══ SUPPLIED ENTRIES ══
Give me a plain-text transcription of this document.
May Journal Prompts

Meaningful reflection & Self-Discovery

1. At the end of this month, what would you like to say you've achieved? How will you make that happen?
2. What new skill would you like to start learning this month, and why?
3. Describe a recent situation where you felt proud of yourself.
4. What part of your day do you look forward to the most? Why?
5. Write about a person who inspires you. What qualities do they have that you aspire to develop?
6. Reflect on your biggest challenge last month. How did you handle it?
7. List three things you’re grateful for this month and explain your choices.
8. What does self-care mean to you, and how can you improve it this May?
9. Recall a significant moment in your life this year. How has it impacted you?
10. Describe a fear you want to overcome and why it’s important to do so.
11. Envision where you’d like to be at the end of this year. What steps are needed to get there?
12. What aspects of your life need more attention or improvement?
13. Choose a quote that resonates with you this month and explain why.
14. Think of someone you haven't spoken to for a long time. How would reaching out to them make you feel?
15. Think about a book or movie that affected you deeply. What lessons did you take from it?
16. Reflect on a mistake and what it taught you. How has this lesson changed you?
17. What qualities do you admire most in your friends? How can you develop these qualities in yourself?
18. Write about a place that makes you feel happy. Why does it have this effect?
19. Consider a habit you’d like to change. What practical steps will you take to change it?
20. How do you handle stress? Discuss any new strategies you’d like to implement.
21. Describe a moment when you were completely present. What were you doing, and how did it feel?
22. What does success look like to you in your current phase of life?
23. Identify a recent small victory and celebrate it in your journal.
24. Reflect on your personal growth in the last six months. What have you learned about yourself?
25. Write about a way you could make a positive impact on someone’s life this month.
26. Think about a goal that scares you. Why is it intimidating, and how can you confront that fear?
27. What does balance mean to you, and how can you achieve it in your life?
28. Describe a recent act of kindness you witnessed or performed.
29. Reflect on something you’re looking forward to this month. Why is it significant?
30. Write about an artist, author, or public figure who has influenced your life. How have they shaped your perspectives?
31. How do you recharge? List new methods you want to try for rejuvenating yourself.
═══
Return the listing above word for word.

EXERCISE SOLUTION »
Give me a plain-text transcription of this document.
May Journal Prompts

Meaningful reflection & Self-Discovery

1. At the end of this month, what would you like to say you've achieved? How will you make that happen?
2. What new skill would you like to start learning this month, and why?
3. Describe a recent situation where you felt proud of yourself.
4. What part of your day do you look forward to the most? Why?
5. Write about a person who inspires you. What qualities do they have that you aspire to develop?
6. Reflect on your biggest challenge last month. How did you handle it?
7. List three things you’re grateful for this month and explain your choices.
8. What does self-care mean to you, and how can you improve it this May?
9. Recall a significant moment in your life this year. How has it impacted you?
10. Describe a fear you want to overcome and why it’s important to do so.
11. Envision where you’d like to be at the end of this year. What steps are needed to get there?
12. What aspects of your life need more attention or improvement?
13. Choose a quote that resonates with you this month and explain why.
14. Think of someone you haven't spoken to for a long time. How would reaching out to them make you feel?
15. Think about a book or movie that affected you deeply. What lessons did you take from it?
16. Reflect on a mistake and what it taught you. How has this lesson changed you?
17. What qualities do you admire most in your friends? How can you develop these qualities in yourself?
18. Write about a place that makes you feel happy. Why does it have this effect?
19. Consider a habit you’d like to change. What practical steps will you take to change it?
20. How do you handle stress? Discuss any new strategies you’d like to implement.
21. Describe a moment when you were completely present. What were you doing, and how did it feel?
22. What does success look like to you in your current phase of life?
23. Identify a recent small victory and celebrate it in your journal.
24. Reflect on your personal growth in the last six months. What have you learned about yourself?
25. Write about a way you could make a positive impact on someone’s life this month.
26. Think about a goal that scares you. Why is it intimidating, and how can you confront that fear?
27. What does balance mean to you, and how can you achieve it in your life?
28. Describe a recent act of kindness you witnessed or performed.
29. Reflect on something you’re looking forward to this month. Why is it significant?
30. Write about an artist, author, or public figure who has influenced your life. How have they shaped your perspectives?
31. How do you recharge? List new methods you want to try for rejuvenating yourself.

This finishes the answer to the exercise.